* CHALLENGE
For the copy, please give all of the data again exactly and leave the pictures out.

# Start of LISTING

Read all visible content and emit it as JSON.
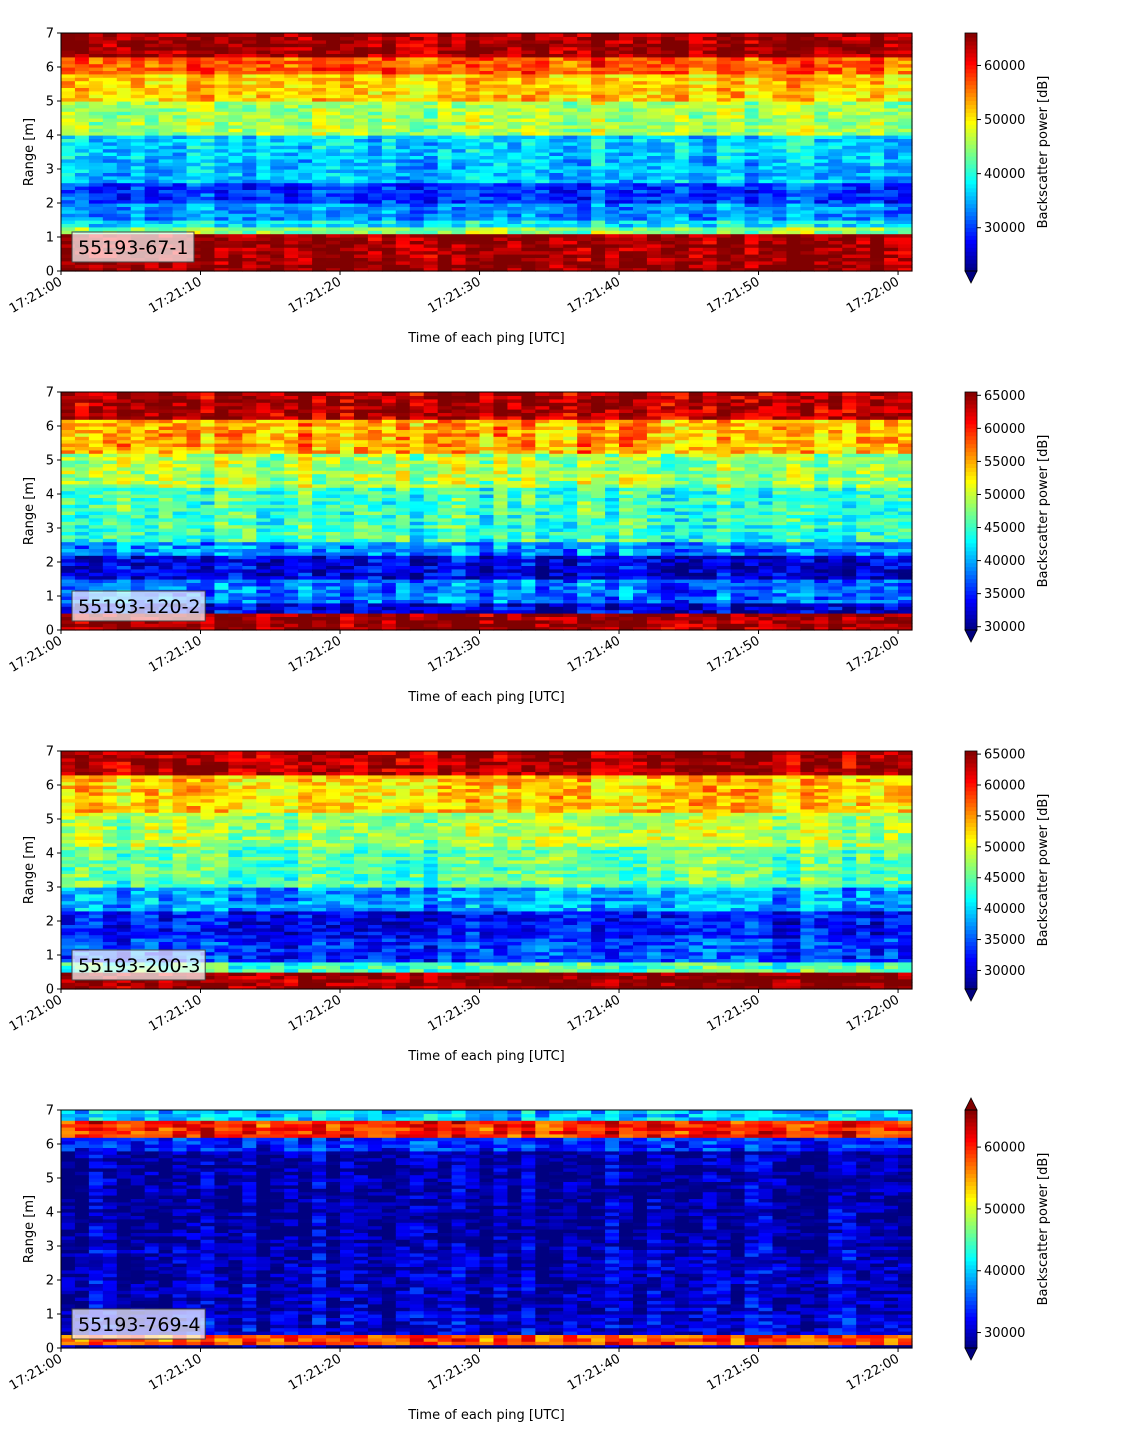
{
  "chart_data": [
    {
      "type": "heatmap",
      "label": "55193-67-1",
      "xlabel": "Time of each ping [UTC]",
      "ylabel": "Range [m]",
      "x_range": [
        "17:21:00",
        "17:22:01"
      ],
      "x_ticks": [
        "17:21:00",
        "17:21:10",
        "17:21:20",
        "17:21:30",
        "17:21:40",
        "17:21:50",
        "17:22:00"
      ],
      "ylim": [
        0,
        7
      ],
      "y_ticks": [
        "0",
        "1",
        "2",
        "3",
        "4",
        "5",
        "6",
        "7"
      ],
      "colorbar": {
        "label": "Backscatter power [dB]",
        "range": [
          22000,
          66000
        ],
        "ticks": [
          "30000",
          "40000",
          "50000",
          "60000"
        ],
        "extend_min": true,
        "extend_max": false
      },
      "colormap": "jet",
      "bands": [
        {
          "from": 0.0,
          "to": 0.25,
          "value": 66000
        },
        {
          "from": 0.25,
          "to": 1.1,
          "value": 65000
        },
        {
          "from": 1.1,
          "to": 1.3,
          "value": 45000
        },
        {
          "from": 1.3,
          "to": 1.55,
          "value": 38000
        },
        {
          "from": 1.55,
          "to": 2.0,
          "value": 34000
        },
        {
          "from": 2.0,
          "to": 2.6,
          "value": 30000
        },
        {
          "from": 2.6,
          "to": 3.3,
          "value": 36000
        },
        {
          "from": 3.3,
          "to": 4.0,
          "value": 37000
        },
        {
          "from": 4.0,
          "to": 5.0,
          "value": 46000
        },
        {
          "from": 5.0,
          "to": 5.8,
          "value": 52000
        },
        {
          "from": 5.8,
          "to": 6.3,
          "value": 57000
        },
        {
          "from": 6.3,
          "to": 7.0,
          "value": 65000
        }
      ]
    },
    {
      "type": "heatmap",
      "label": "55193-120-2",
      "xlabel": "Time of each ping [UTC]",
      "ylabel": "Range [m]",
      "x_range": [
        "17:21:00",
        "17:22:01"
      ],
      "x_ticks": [
        "17:21:00",
        "17:21:10",
        "17:21:20",
        "17:21:30",
        "17:21:40",
        "17:21:50",
        "17:22:00"
      ],
      "ylim": [
        0,
        7
      ],
      "y_ticks": [
        "0",
        "1",
        "2",
        "3",
        "4",
        "5",
        "6",
        "7"
      ],
      "colorbar": {
        "label": "Backscatter power [dB]",
        "range": [
          29500,
          65500
        ],
        "ticks": [
          "30000",
          "35000",
          "40000",
          "45000",
          "50000",
          "55000",
          "60000",
          "65000"
        ],
        "extend_min": true,
        "extend_max": false
      },
      "colormap": "jet",
      "bands": [
        {
          "from": 0.0,
          "to": 0.5,
          "value": 65000
        },
        {
          "from": 0.5,
          "to": 0.8,
          "value": 33000
        },
        {
          "from": 0.8,
          "to": 1.5,
          "value": 38000
        },
        {
          "from": 1.5,
          "to": 2.2,
          "value": 33000
        },
        {
          "from": 2.2,
          "to": 2.6,
          "value": 39000
        },
        {
          "from": 2.6,
          "to": 3.4,
          "value": 45000
        },
        {
          "from": 3.4,
          "to": 4.2,
          "value": 45000
        },
        {
          "from": 4.2,
          "to": 5.2,
          "value": 49000
        },
        {
          "from": 5.2,
          "to": 6.2,
          "value": 55000
        },
        {
          "from": 6.2,
          "to": 7.0,
          "value": 64000
        }
      ]
    },
    {
      "type": "heatmap",
      "label": "55193-200-3",
      "xlabel": "Time of each ping [UTC]",
      "ylabel": "Range [m]",
      "x_range": [
        "17:21:00",
        "17:22:01"
      ],
      "x_ticks": [
        "17:21:00",
        "17:21:10",
        "17:21:20",
        "17:21:30",
        "17:21:40",
        "17:21:50",
        "17:22:00"
      ],
      "ylim": [
        0,
        7
      ],
      "y_ticks": [
        "0",
        "1",
        "2",
        "3",
        "4",
        "5",
        "6",
        "7"
      ],
      "colorbar": {
        "label": "Backscatter power [dB]",
        "range": [
          27000,
          65500
        ],
        "ticks": [
          "30000",
          "35000",
          "40000",
          "45000",
          "50000",
          "55000",
          "60000",
          "65000"
        ],
        "extend_min": true,
        "extend_max": false
      },
      "colormap": "jet",
      "bands": [
        {
          "from": 0.0,
          "to": 0.5,
          "value": 65000
        },
        {
          "from": 0.5,
          "to": 0.8,
          "value": 44000
        },
        {
          "from": 0.8,
          "to": 1.5,
          "value": 34000
        },
        {
          "from": 1.5,
          "to": 2.3,
          "value": 32000
        },
        {
          "from": 2.3,
          "to": 3.0,
          "value": 38000
        },
        {
          "from": 3.0,
          "to": 4.2,
          "value": 45000
        },
        {
          "from": 4.2,
          "to": 5.2,
          "value": 48000
        },
        {
          "from": 5.2,
          "to": 6.3,
          "value": 53000
        },
        {
          "from": 6.3,
          "to": 7.0,
          "value": 64000
        }
      ]
    },
    {
      "type": "heatmap",
      "label": "55193-769-4",
      "xlabel": "Time of each ping [UTC]",
      "ylabel": "Range [m]",
      "x_range": [
        "17:21:00",
        "17:22:01"
      ],
      "x_ticks": [
        "17:21:00",
        "17:21:10",
        "17:21:20",
        "17:21:30",
        "17:21:40",
        "17:21:50",
        "17:22:00"
      ],
      "ylim": [
        0,
        7
      ],
      "y_ticks": [
        "0",
        "1",
        "2",
        "3",
        "4",
        "5",
        "6",
        "7"
      ],
      "colorbar": {
        "label": "Backscatter power [dB]",
        "range": [
          27500,
          66000
        ],
        "ticks": [
          "30000",
          "40000",
          "50000",
          "60000"
        ],
        "extend_min": true,
        "extend_max": true
      },
      "colormap": "jet",
      "bands": [
        {
          "from": 0.0,
          "to": 0.15,
          "value": 29000
        },
        {
          "from": 0.15,
          "to": 0.4,
          "value": 58000
        },
        {
          "from": 0.4,
          "to": 1.0,
          "value": 31000
        },
        {
          "from": 1.0,
          "to": 3.0,
          "value": 30000
        },
        {
          "from": 3.0,
          "to": 5.8,
          "value": 29000
        },
        {
          "from": 5.8,
          "to": 6.2,
          "value": 34000
        },
        {
          "from": 6.2,
          "to": 6.7,
          "value": 60000
        },
        {
          "from": 6.7,
          "to": 7.0,
          "value": 40000
        }
      ]
    }
  ]
}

# End of LISTING

* THE COMPLETED TASK
Read all visible content and emit it as JSON.
{
  "chart_data": [
    {
      "type": "heatmap",
      "label": "55193-67-1",
      "xlabel": "Time of each ping [UTC]",
      "ylabel": "Range [m]",
      "x_range": [
        "17:21:00",
        "17:22:01"
      ],
      "x_ticks": [
        "17:21:00",
        "17:21:10",
        "17:21:20",
        "17:21:30",
        "17:21:40",
        "17:21:50",
        "17:22:00"
      ],
      "ylim": [
        0,
        7
      ],
      "y_ticks": [
        "0",
        "1",
        "2",
        "3",
        "4",
        "5",
        "6",
        "7"
      ],
      "colorbar": {
        "label": "Backscatter power [dB]",
        "range": [
          22000,
          66000
        ],
        "ticks": [
          "30000",
          "40000",
          "50000",
          "60000"
        ],
        "extend_min": true,
        "extend_max": false
      },
      "colormap": "jet",
      "bands": [
        {
          "from": 0.0,
          "to": 0.25,
          "value": 66000
        },
        {
          "from": 0.25,
          "to": 1.1,
          "value": 65000
        },
        {
          "from": 1.1,
          "to": 1.3,
          "value": 45000
        },
        {
          "from": 1.3,
          "to": 1.55,
          "value": 38000
        },
        {
          "from": 1.55,
          "to": 2.0,
          "value": 34000
        },
        {
          "from": 2.0,
          "to": 2.6,
          "value": 30000
        },
        {
          "from": 2.6,
          "to": 3.3,
          "value": 36000
        },
        {
          "from": 3.3,
          "to": 4.0,
          "value": 37000
        },
        {
          "from": 4.0,
          "to": 5.0,
          "value": 46000
        },
        {
          "from": 5.0,
          "to": 5.8,
          "value": 52000
        },
        {
          "from": 5.8,
          "to": 6.3,
          "value": 57000
        },
        {
          "from": 6.3,
          "to": 7.0,
          "value": 65000
        }
      ]
    },
    {
      "type": "heatmap",
      "label": "55193-120-2",
      "xlabel": "Time of each ping [UTC]",
      "ylabel": "Range [m]",
      "x_range": [
        "17:21:00",
        "17:22:01"
      ],
      "x_ticks": [
        "17:21:00",
        "17:21:10",
        "17:21:20",
        "17:21:30",
        "17:21:40",
        "17:21:50",
        "17:22:00"
      ],
      "ylim": [
        0,
        7
      ],
      "y_ticks": [
        "0",
        "1",
        "2",
        "3",
        "4",
        "5",
        "6",
        "7"
      ],
      "colorbar": {
        "label": "Backscatter power [dB]",
        "range": [
          29500,
          65500
        ],
        "ticks": [
          "30000",
          "35000",
          "40000",
          "45000",
          "50000",
          "55000",
          "60000",
          "65000"
        ],
        "extend_min": true,
        "extend_max": false
      },
      "colormap": "jet",
      "bands": [
        {
          "from": 0.0,
          "to": 0.5,
          "value": 65000
        },
        {
          "from": 0.5,
          "to": 0.8,
          "value": 33000
        },
        {
          "from": 0.8,
          "to": 1.5,
          "value": 38000
        },
        {
          "from": 1.5,
          "to": 2.2,
          "value": 33000
        },
        {
          "from": 2.2,
          "to": 2.6,
          "value": 39000
        },
        {
          "from": 2.6,
          "to": 3.4,
          "value": 45000
        },
        {
          "from": 3.4,
          "to": 4.2,
          "value": 45000
        },
        {
          "from": 4.2,
          "to": 5.2,
          "value": 49000
        },
        {
          "from": 5.2,
          "to": 6.2,
          "value": 55000
        },
        {
          "from": 6.2,
          "to": 7.0,
          "value": 64000
        }
      ]
    },
    {
      "type": "heatmap",
      "label": "55193-200-3",
      "xlabel": "Time of each ping [UTC]",
      "ylabel": "Range [m]",
      "x_range": [
        "17:21:00",
        "17:22:01"
      ],
      "x_ticks": [
        "17:21:00",
        "17:21:10",
        "17:21:20",
        "17:21:30",
        "17:21:40",
        "17:21:50",
        "17:22:00"
      ],
      "ylim": [
        0,
        7
      ],
      "y_ticks": [
        "0",
        "1",
        "2",
        "3",
        "4",
        "5",
        "6",
        "7"
      ],
      "colorbar": {
        "label": "Backscatter power [dB]",
        "range": [
          27000,
          65500
        ],
        "ticks": [
          "30000",
          "35000",
          "40000",
          "45000",
          "50000",
          "55000",
          "60000",
          "65000"
        ],
        "extend_min": true,
        "extend_max": false
      },
      "colormap": "jet",
      "bands": [
        {
          "from": 0.0,
          "to": 0.5,
          "value": 65000
        },
        {
          "from": 0.5,
          "to": 0.8,
          "value": 44000
        },
        {
          "from": 0.8,
          "to": 1.5,
          "value": 34000
        },
        {
          "from": 1.5,
          "to": 2.3,
          "value": 32000
        },
        {
          "from": 2.3,
          "to": 3.0,
          "value": 38000
        },
        {
          "from": 3.0,
          "to": 4.2,
          "value": 45000
        },
        {
          "from": 4.2,
          "to": 5.2,
          "value": 48000
        },
        {
          "from": 5.2,
          "to": 6.3,
          "value": 53000
        },
        {
          "from": 6.3,
          "to": 7.0,
          "value": 64000
        }
      ]
    },
    {
      "type": "heatmap",
      "label": "55193-769-4",
      "xlabel": "Time of each ping [UTC]",
      "ylabel": "Range [m]",
      "x_range": [
        "17:21:00",
        "17:22:01"
      ],
      "x_ticks": [
        "17:21:00",
        "17:21:10",
        "17:21:20",
        "17:21:30",
        "17:21:40",
        "17:21:50",
        "17:22:00"
      ],
      "ylim": [
        0,
        7
      ],
      "y_ticks": [
        "0",
        "1",
        "2",
        "3",
        "4",
        "5",
        "6",
        "7"
      ],
      "colorbar": {
        "label": "Backscatter power [dB]",
        "range": [
          27500,
          66000
        ],
        "ticks": [
          "30000",
          "40000",
          "50000",
          "60000"
        ],
        "extend_min": true,
        "extend_max": true
      },
      "colormap": "jet",
      "bands": [
        {
          "from": 0.0,
          "to": 0.15,
          "value": 29000
        },
        {
          "from": 0.15,
          "to": 0.4,
          "value": 58000
        },
        {
          "from": 0.4,
          "to": 1.0,
          "value": 31000
        },
        {
          "from": 1.0,
          "to": 3.0,
          "value": 30000
        },
        {
          "from": 3.0,
          "to": 5.8,
          "value": 29000
        },
        {
          "from": 5.8,
          "to": 6.2,
          "value": 34000
        },
        {
          "from": 6.2,
          "to": 6.7,
          "value": 60000
        },
        {
          "from": 6.7,
          "to": 7.0,
          "value": 40000
        }
      ]
    }
  ]
}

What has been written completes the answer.